## What this task involves
Count the lines below that contain the word "Mass", and report only that number.
--- start Data provided ---
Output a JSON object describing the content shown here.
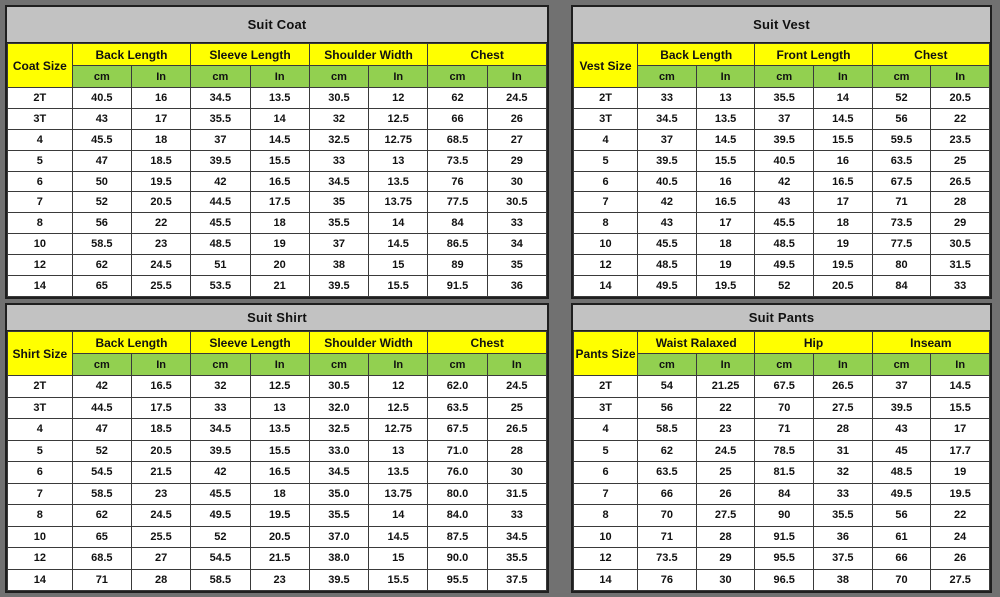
{
  "colors": {
    "page_background": "#717171",
    "title_bar": "#c2c2c2",
    "group_header": "#ffff00",
    "unit_header": "#92d050",
    "data_row": "#ffffff",
    "border": "#3a3a3a"
  },
  "chart_data": [
    {
      "type": "table",
      "title": "Suit Coat",
      "size_column_header": "Coat Size",
      "column_groups": [
        "Back Length",
        "Sleeve Length",
        "Shoulder Width",
        "Chest"
      ],
      "unit_subheaders": [
        "cm",
        "In"
      ],
      "rows": [
        [
          "2T",
          "40.5",
          "16",
          "34.5",
          "13.5",
          "30.5",
          "12",
          "62",
          "24.5"
        ],
        [
          "3T",
          "43",
          "17",
          "35.5",
          "14",
          "32",
          "12.5",
          "66",
          "26"
        ],
        [
          "4",
          "45.5",
          "18",
          "37",
          "14.5",
          "32.5",
          "12.75",
          "68.5",
          "27"
        ],
        [
          "5",
          "47",
          "18.5",
          "39.5",
          "15.5",
          "33",
          "13",
          "73.5",
          "29"
        ],
        [
          "6",
          "50",
          "19.5",
          "42",
          "16.5",
          "34.5",
          "13.5",
          "76",
          "30"
        ],
        [
          "7",
          "52",
          "20.5",
          "44.5",
          "17.5",
          "35",
          "13.75",
          "77.5",
          "30.5"
        ],
        [
          "8",
          "56",
          "22",
          "45.5",
          "18",
          "35.5",
          "14",
          "84",
          "33"
        ],
        [
          "10",
          "58.5",
          "23",
          "48.5",
          "19",
          "37",
          "14.5",
          "86.5",
          "34"
        ],
        [
          "12",
          "62",
          "24.5",
          "51",
          "20",
          "38",
          "15",
          "89",
          "35"
        ],
        [
          "14",
          "65",
          "25.5",
          "53.5",
          "21",
          "39.5",
          "15.5",
          "91.5",
          "36"
        ]
      ]
    },
    {
      "type": "table",
      "title": "Suit Vest",
      "size_column_header": "Vest Size",
      "column_groups": [
        "Back Length",
        "Front Length",
        "Chest"
      ],
      "unit_subheaders": [
        "cm",
        "In"
      ],
      "rows": [
        [
          "2T",
          "33",
          "13",
          "35.5",
          "14",
          "52",
          "20.5"
        ],
        [
          "3T",
          "34.5",
          "13.5",
          "37",
          "14.5",
          "56",
          "22"
        ],
        [
          "4",
          "37",
          "14.5",
          "39.5",
          "15.5",
          "59.5",
          "23.5"
        ],
        [
          "5",
          "39.5",
          "15.5",
          "40.5",
          "16",
          "63.5",
          "25"
        ],
        [
          "6",
          "40.5",
          "16",
          "42",
          "16.5",
          "67.5",
          "26.5"
        ],
        [
          "7",
          "42",
          "16.5",
          "43",
          "17",
          "71",
          "28"
        ],
        [
          "8",
          "43",
          "17",
          "45.5",
          "18",
          "73.5",
          "29"
        ],
        [
          "10",
          "45.5",
          "18",
          "48.5",
          "19",
          "77.5",
          "30.5"
        ],
        [
          "12",
          "48.5",
          "19",
          "49.5",
          "19.5",
          "80",
          "31.5"
        ],
        [
          "14",
          "49.5",
          "19.5",
          "52",
          "20.5",
          "84",
          "33"
        ]
      ]
    },
    {
      "type": "table",
      "title": "Suit Shirt",
      "size_column_header": "Shirt Size",
      "column_groups": [
        "Back Length",
        "Sleeve Length",
        "Shoulder Width",
        "Chest"
      ],
      "unit_subheaders": [
        "cm",
        "In"
      ],
      "rows": [
        [
          "2T",
          "42",
          "16.5",
          "32",
          "12.5",
          "30.5",
          "12",
          "62.0",
          "24.5"
        ],
        [
          "3T",
          "44.5",
          "17.5",
          "33",
          "13",
          "32.0",
          "12.5",
          "63.5",
          "25"
        ],
        [
          "4",
          "47",
          "18.5",
          "34.5",
          "13.5",
          "32.5",
          "12.75",
          "67.5",
          "26.5"
        ],
        [
          "5",
          "52",
          "20.5",
          "39.5",
          "15.5",
          "33.0",
          "13",
          "71.0",
          "28"
        ],
        [
          "6",
          "54.5",
          "21.5",
          "42",
          "16.5",
          "34.5",
          "13.5",
          "76.0",
          "30"
        ],
        [
          "7",
          "58.5",
          "23",
          "45.5",
          "18",
          "35.0",
          "13.75",
          "80.0",
          "31.5"
        ],
        [
          "8",
          "62",
          "24.5",
          "49.5",
          "19.5",
          "35.5",
          "14",
          "84.0",
          "33"
        ],
        [
          "10",
          "65",
          "25.5",
          "52",
          "20.5",
          "37.0",
          "14.5",
          "87.5",
          "34.5"
        ],
        [
          "12",
          "68.5",
          "27",
          "54.5",
          "21.5",
          "38.0",
          "15",
          "90.0",
          "35.5"
        ],
        [
          "14",
          "71",
          "28",
          "58.5",
          "23",
          "39.5",
          "15.5",
          "95.5",
          "37.5"
        ]
      ]
    },
    {
      "type": "table",
      "title": "Suit Pants",
      "size_column_header": "Pants Size",
      "column_groups": [
        "Waist Ralaxed",
        "Hip",
        "Inseam"
      ],
      "unit_subheaders": [
        "cm",
        "In"
      ],
      "rows": [
        [
          "2T",
          "54",
          "21.25",
          "67.5",
          "26.5",
          "37",
          "14.5"
        ],
        [
          "3T",
          "56",
          "22",
          "70",
          "27.5",
          "39.5",
          "15.5"
        ],
        [
          "4",
          "58.5",
          "23",
          "71",
          "28",
          "43",
          "17"
        ],
        [
          "5",
          "62",
          "24.5",
          "78.5",
          "31",
          "45",
          "17.7"
        ],
        [
          "6",
          "63.5",
          "25",
          "81.5",
          "32",
          "48.5",
          "19"
        ],
        [
          "7",
          "66",
          "26",
          "84",
          "33",
          "49.5",
          "19.5"
        ],
        [
          "8",
          "70",
          "27.5",
          "90",
          "35.5",
          "56",
          "22"
        ],
        [
          "10",
          "71",
          "28",
          "91.5",
          "36",
          "61",
          "24"
        ],
        [
          "12",
          "73.5",
          "29",
          "95.5",
          "37.5",
          "66",
          "26"
        ],
        [
          "14",
          "76",
          "30",
          "96.5",
          "38",
          "70",
          "27.5"
        ]
      ]
    }
  ]
}
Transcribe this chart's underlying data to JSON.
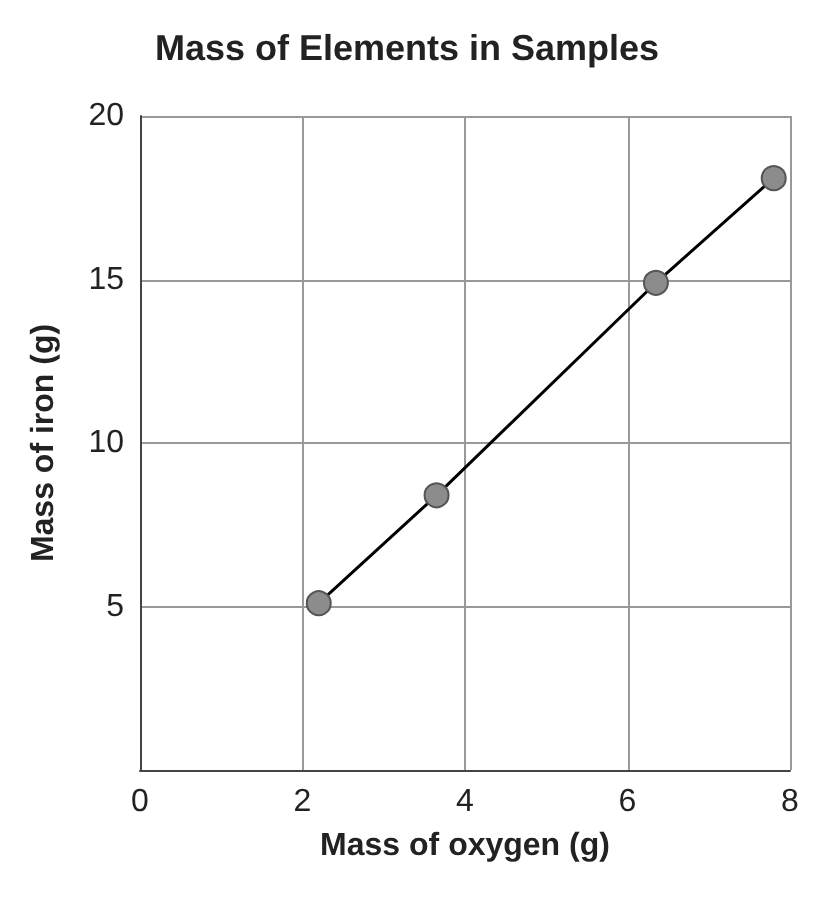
{
  "chart_data": {
    "type": "line",
    "title": "Mass of Elements in Samples",
    "xlabel": "Mass of oxygen (g)",
    "ylabel": "Mass of iron (g)",
    "x": [
      2.2,
      3.65,
      6.35,
      7.8
    ],
    "series": [
      {
        "color": "#8c8c8c",
        "values": [
          5.1,
          8.4,
          14.9,
          18.1
        ]
      }
    ],
    "xlim": [
      0,
      8
    ],
    "xticks": [
      0,
      2,
      4,
      6,
      8
    ],
    "ylim": [
      0,
      20
    ],
    "yticks": [
      5,
      10,
      15,
      20
    ],
    "grid": true,
    "marker": "circle",
    "line_style": "solid"
  }
}
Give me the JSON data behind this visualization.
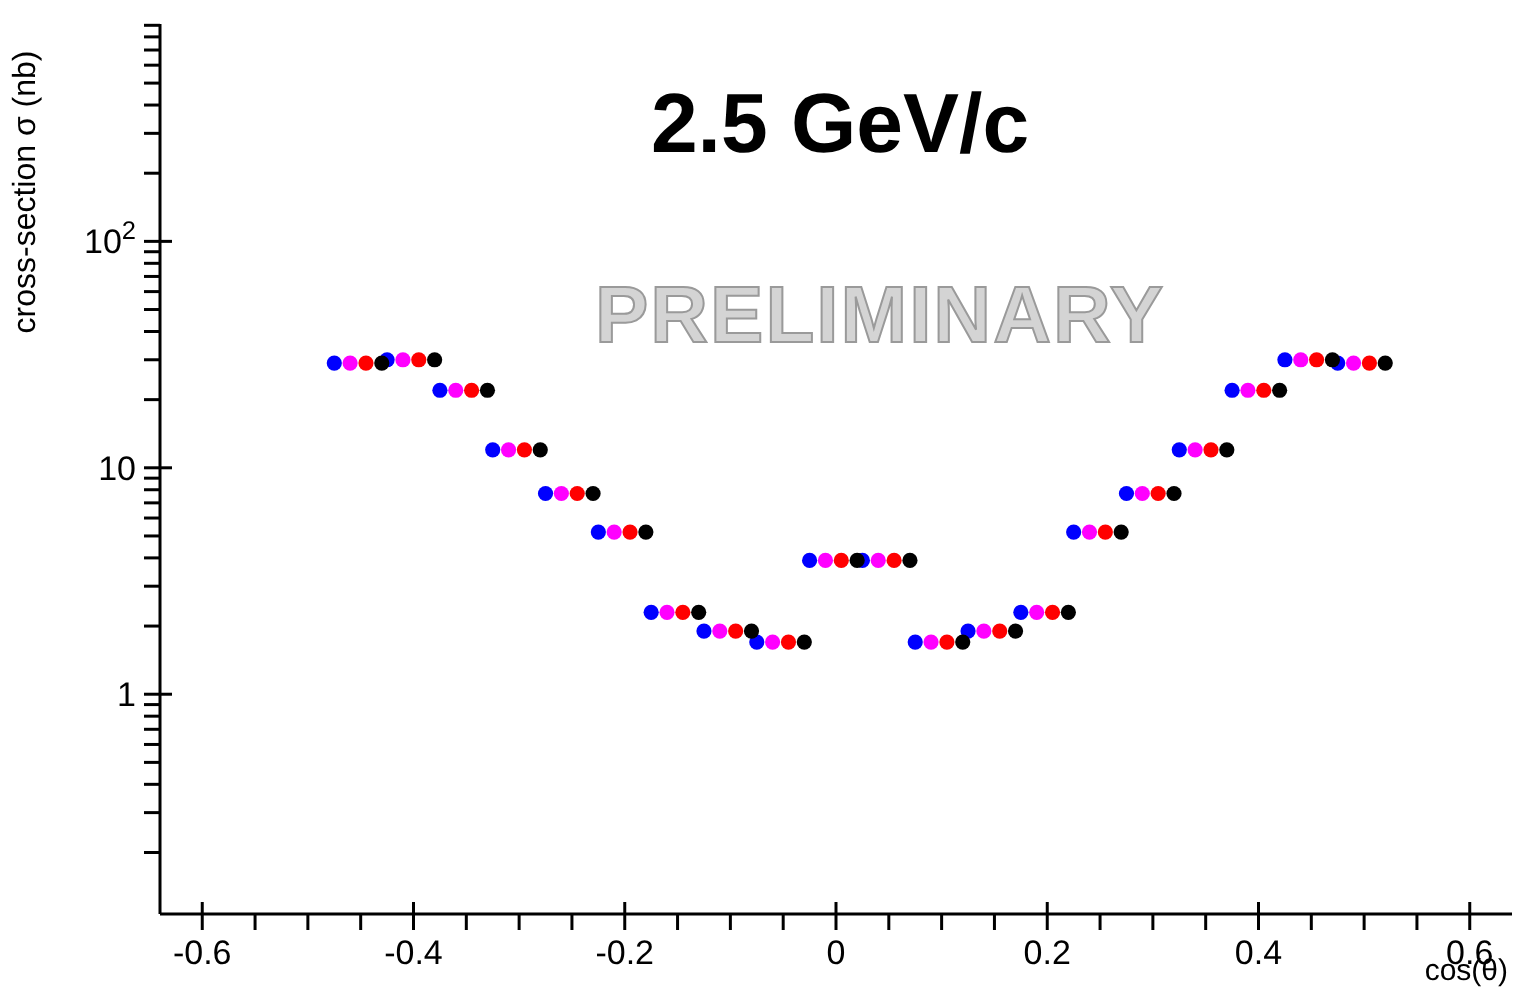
--- end Data provided ---
## Output for this exercise
3